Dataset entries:
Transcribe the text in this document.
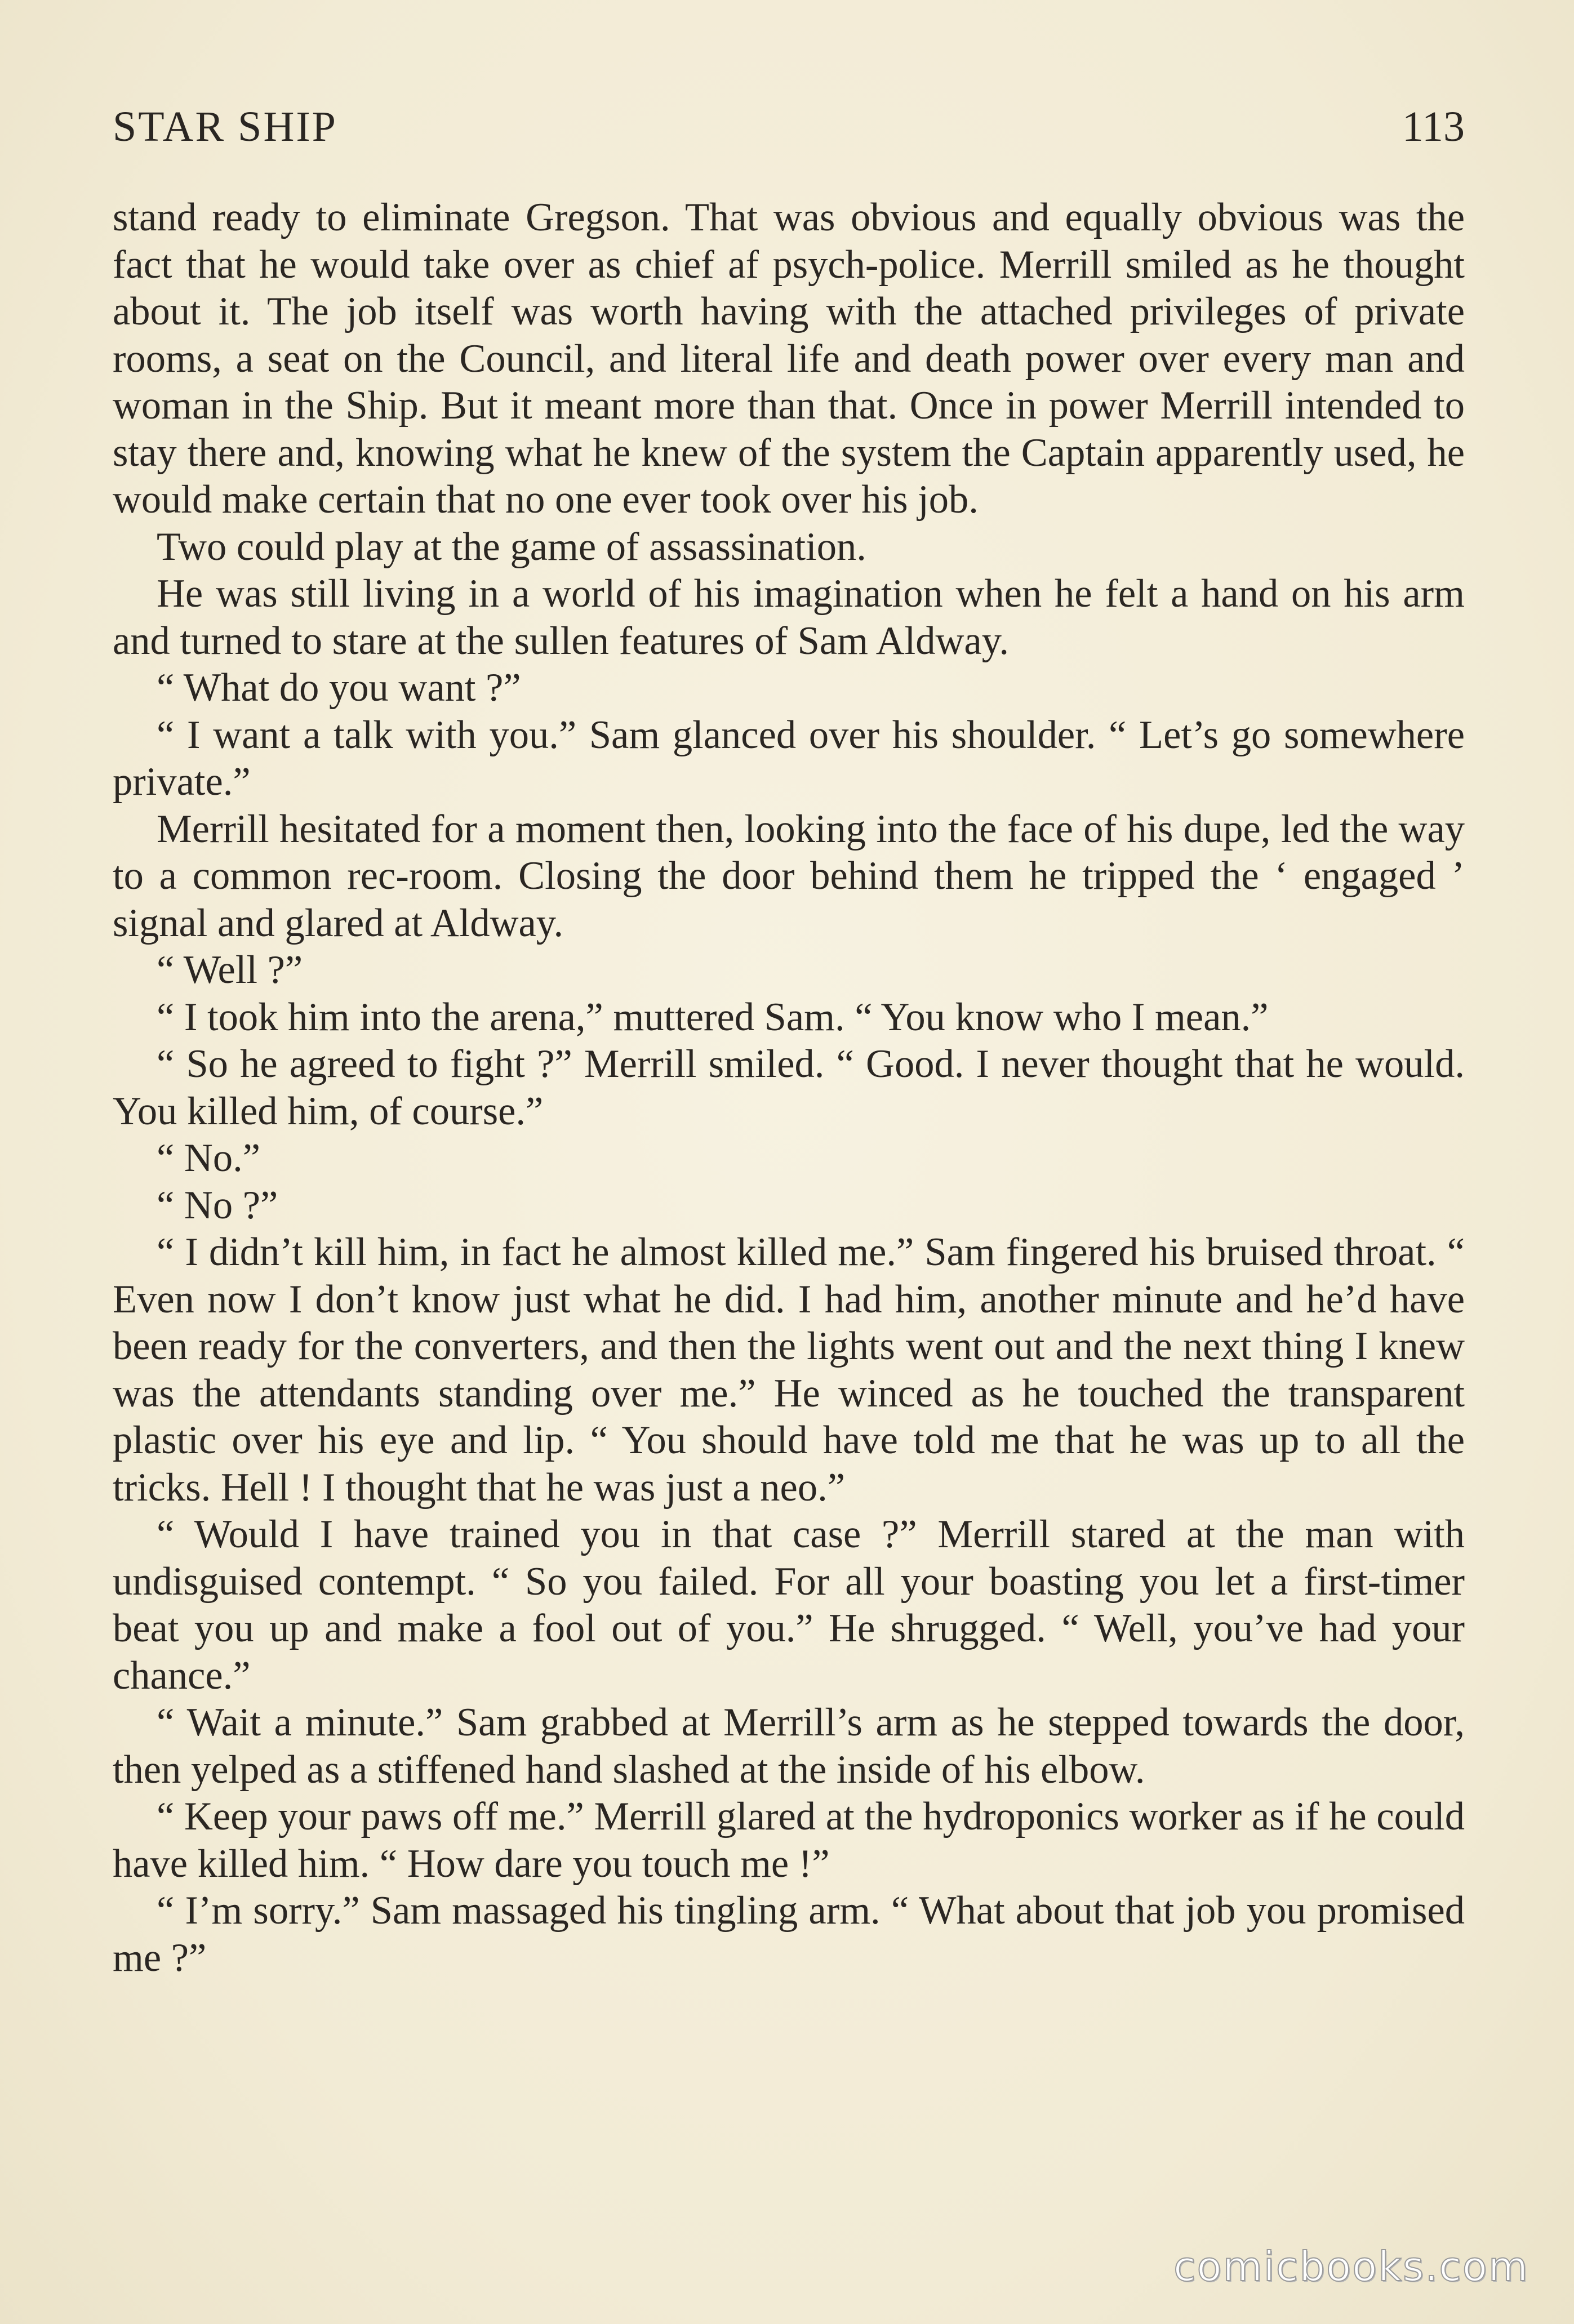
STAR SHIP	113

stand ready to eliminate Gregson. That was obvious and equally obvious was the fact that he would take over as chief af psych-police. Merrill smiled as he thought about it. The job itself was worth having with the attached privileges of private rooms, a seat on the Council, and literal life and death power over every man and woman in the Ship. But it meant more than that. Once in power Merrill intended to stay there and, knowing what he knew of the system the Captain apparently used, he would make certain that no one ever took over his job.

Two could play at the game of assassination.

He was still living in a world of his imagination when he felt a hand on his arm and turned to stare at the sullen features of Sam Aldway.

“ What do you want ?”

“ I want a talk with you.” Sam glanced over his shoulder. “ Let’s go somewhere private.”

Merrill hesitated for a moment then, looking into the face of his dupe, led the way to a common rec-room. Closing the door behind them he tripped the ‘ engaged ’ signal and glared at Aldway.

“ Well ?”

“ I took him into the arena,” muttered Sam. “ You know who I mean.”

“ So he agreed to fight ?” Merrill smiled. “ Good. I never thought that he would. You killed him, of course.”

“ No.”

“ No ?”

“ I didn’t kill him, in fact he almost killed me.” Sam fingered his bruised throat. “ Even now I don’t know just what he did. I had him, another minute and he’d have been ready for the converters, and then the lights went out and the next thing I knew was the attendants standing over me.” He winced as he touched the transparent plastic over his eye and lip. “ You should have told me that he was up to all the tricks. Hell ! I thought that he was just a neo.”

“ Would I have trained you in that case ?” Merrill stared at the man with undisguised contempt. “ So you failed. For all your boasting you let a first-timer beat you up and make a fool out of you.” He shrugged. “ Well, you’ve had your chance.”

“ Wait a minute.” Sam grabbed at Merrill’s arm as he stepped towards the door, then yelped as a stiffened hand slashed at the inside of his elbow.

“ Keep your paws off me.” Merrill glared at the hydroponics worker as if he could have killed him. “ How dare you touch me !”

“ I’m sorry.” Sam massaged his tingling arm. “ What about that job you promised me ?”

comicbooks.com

* * *

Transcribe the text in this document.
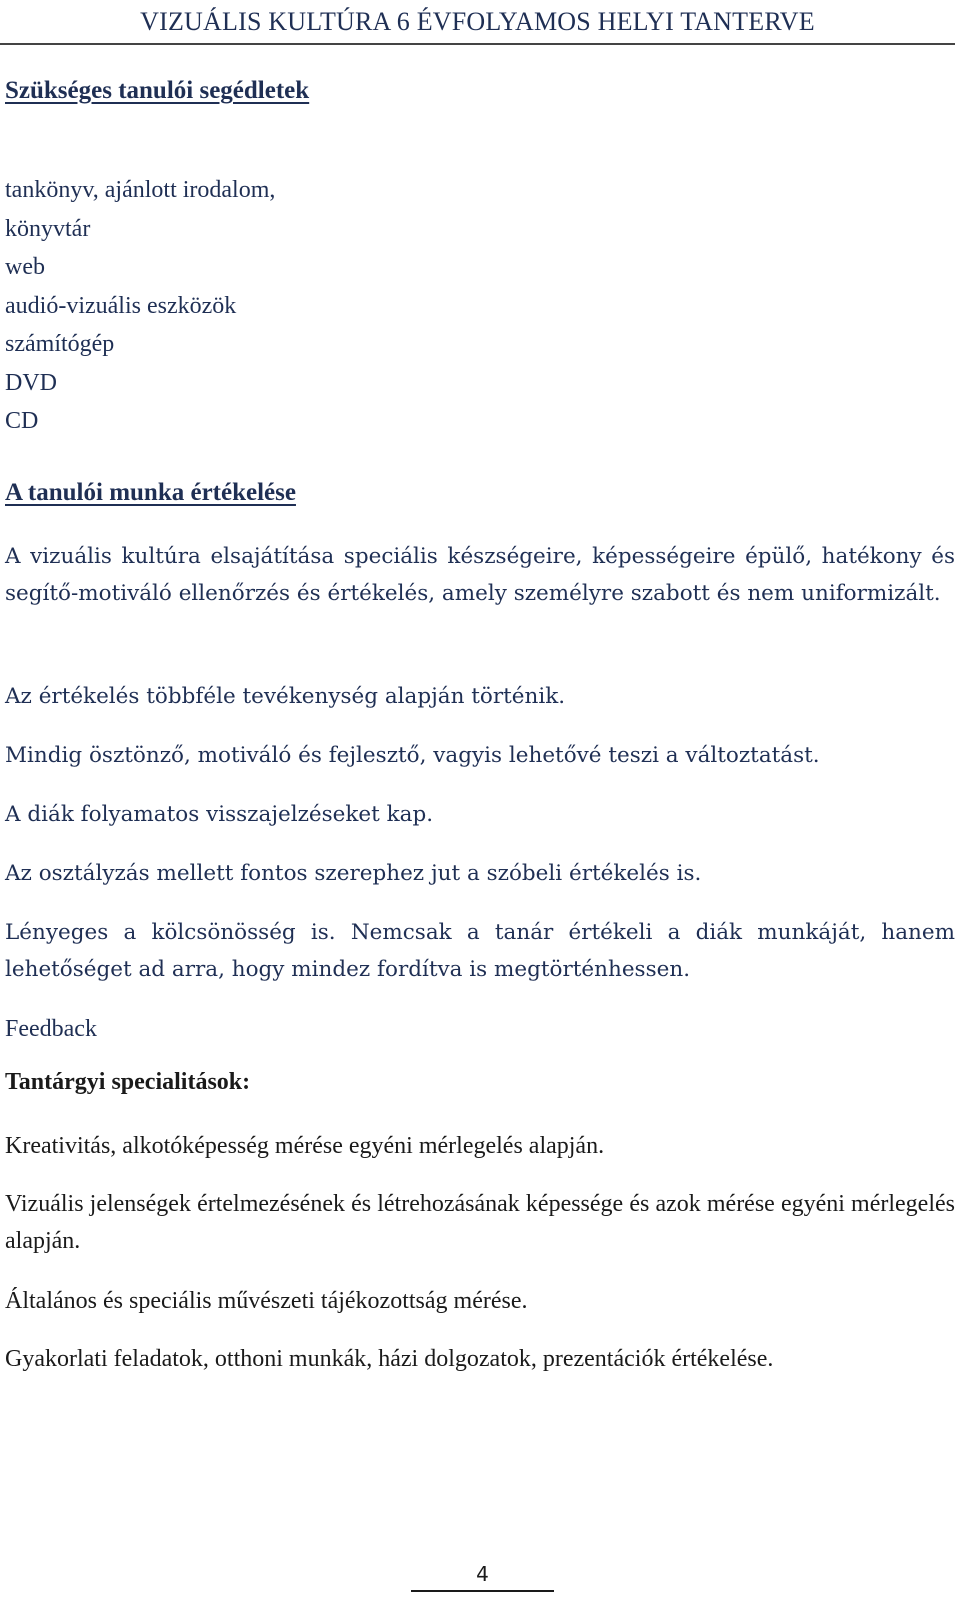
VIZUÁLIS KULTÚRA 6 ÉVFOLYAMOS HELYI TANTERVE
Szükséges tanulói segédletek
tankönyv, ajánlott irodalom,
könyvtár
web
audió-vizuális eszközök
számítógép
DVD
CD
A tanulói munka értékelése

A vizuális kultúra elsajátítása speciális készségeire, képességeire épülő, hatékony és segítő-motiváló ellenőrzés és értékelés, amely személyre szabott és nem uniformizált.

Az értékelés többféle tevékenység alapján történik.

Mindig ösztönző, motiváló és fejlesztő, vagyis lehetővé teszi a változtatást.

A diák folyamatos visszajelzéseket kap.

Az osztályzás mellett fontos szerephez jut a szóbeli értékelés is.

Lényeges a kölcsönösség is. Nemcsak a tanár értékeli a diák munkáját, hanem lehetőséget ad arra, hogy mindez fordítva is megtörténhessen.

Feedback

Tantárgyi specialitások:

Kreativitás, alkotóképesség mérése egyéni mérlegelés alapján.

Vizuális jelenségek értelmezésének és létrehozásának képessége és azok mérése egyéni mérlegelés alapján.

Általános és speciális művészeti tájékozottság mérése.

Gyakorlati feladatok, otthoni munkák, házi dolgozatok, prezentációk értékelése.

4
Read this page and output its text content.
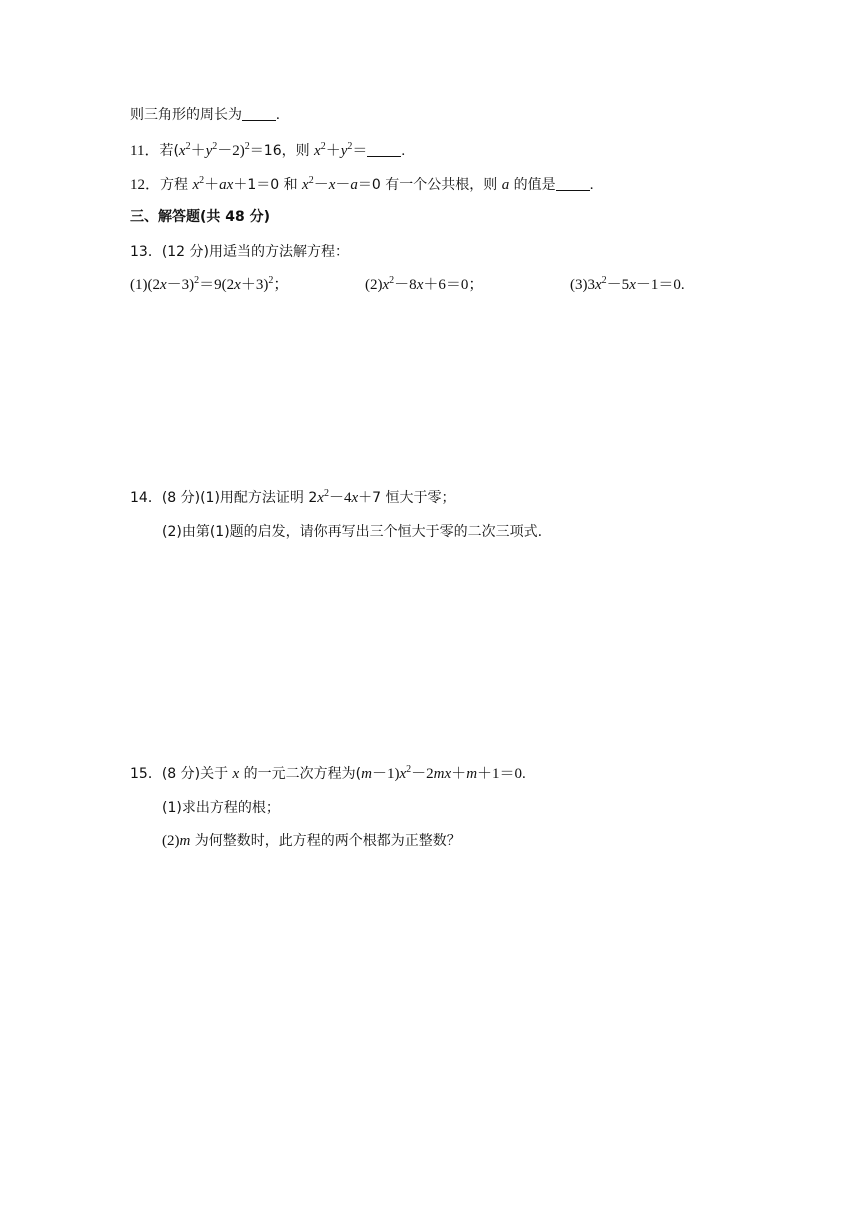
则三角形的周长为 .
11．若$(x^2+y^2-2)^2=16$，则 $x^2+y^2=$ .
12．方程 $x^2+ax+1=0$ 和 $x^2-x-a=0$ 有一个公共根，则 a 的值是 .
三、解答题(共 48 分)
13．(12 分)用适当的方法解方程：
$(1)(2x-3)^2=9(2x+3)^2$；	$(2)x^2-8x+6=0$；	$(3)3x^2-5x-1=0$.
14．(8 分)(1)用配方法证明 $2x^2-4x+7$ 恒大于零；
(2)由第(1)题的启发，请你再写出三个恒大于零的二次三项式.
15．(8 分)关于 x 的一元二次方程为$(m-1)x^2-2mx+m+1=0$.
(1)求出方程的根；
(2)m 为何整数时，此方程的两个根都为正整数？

▸ **JOB**
Determine the count of lines in the data above with the string "diák" in them, and give that count alone.

▸ **EXERCISE ANSWER**
2